- _Stored dataset items_

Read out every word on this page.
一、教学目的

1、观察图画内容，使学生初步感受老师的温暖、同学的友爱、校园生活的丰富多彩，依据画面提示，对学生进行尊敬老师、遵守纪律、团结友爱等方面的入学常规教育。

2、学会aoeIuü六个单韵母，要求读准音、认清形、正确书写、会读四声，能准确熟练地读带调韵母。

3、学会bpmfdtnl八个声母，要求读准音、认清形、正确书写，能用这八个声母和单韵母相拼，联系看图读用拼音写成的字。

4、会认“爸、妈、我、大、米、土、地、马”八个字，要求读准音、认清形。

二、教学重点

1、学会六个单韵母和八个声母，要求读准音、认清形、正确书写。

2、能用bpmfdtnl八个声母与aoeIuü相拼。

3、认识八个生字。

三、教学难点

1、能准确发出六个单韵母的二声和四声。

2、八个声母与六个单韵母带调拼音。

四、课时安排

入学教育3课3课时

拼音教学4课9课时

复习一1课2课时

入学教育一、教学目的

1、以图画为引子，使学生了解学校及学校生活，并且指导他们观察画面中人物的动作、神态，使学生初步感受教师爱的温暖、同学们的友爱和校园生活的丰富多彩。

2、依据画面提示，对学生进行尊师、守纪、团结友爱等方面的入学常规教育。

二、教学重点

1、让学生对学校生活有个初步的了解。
...
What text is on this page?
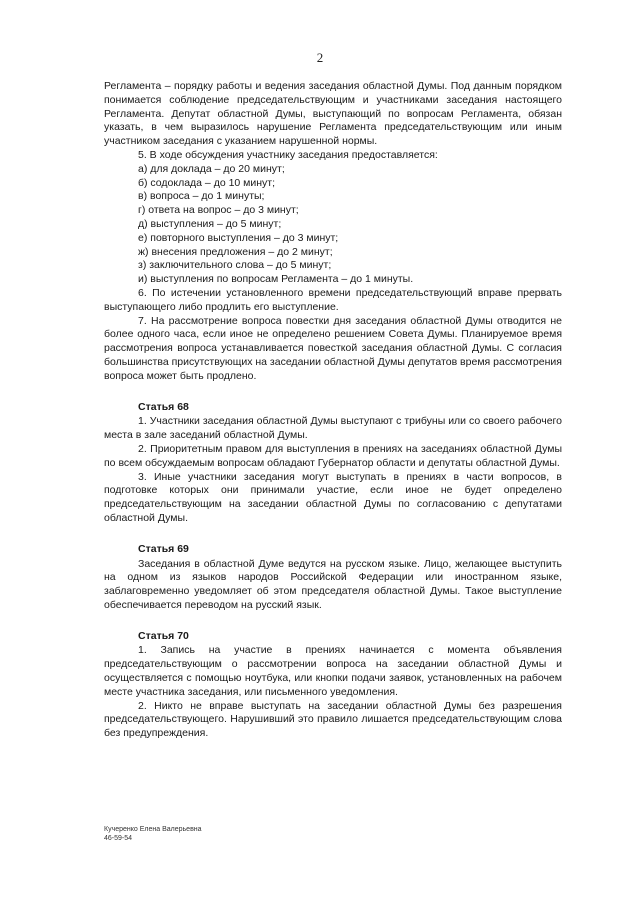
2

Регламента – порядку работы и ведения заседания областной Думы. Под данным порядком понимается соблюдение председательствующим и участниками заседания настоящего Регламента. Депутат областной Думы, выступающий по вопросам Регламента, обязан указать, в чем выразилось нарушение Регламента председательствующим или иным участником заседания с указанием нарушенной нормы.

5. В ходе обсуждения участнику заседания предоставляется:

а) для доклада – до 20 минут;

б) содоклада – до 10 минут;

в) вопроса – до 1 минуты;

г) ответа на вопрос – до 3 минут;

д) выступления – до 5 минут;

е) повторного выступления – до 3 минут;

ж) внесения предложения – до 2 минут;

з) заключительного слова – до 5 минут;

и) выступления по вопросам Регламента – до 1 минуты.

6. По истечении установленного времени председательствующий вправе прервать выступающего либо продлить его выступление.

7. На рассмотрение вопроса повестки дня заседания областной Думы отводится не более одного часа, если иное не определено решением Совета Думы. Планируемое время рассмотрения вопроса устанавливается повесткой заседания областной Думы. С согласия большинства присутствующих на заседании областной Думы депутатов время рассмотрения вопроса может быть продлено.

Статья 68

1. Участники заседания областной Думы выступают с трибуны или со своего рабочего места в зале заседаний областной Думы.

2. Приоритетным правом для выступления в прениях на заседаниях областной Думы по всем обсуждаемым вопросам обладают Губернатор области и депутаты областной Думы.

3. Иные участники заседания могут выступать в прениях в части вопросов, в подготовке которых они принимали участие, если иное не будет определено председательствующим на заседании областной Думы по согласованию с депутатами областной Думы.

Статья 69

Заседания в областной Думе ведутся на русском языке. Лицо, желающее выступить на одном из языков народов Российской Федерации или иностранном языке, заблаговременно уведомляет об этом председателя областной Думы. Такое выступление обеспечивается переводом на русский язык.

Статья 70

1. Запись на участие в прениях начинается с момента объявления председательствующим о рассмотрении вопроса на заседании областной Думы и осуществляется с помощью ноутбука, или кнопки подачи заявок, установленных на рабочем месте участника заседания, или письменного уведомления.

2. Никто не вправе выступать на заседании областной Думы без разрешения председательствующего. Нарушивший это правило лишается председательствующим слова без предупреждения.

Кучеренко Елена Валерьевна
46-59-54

- _WHAT TO WORK ON_
Looking at the entries above, say how many lines contain the word "依据画面提示". Only the number is wanted.

- _CORRECT RESPONSE_
2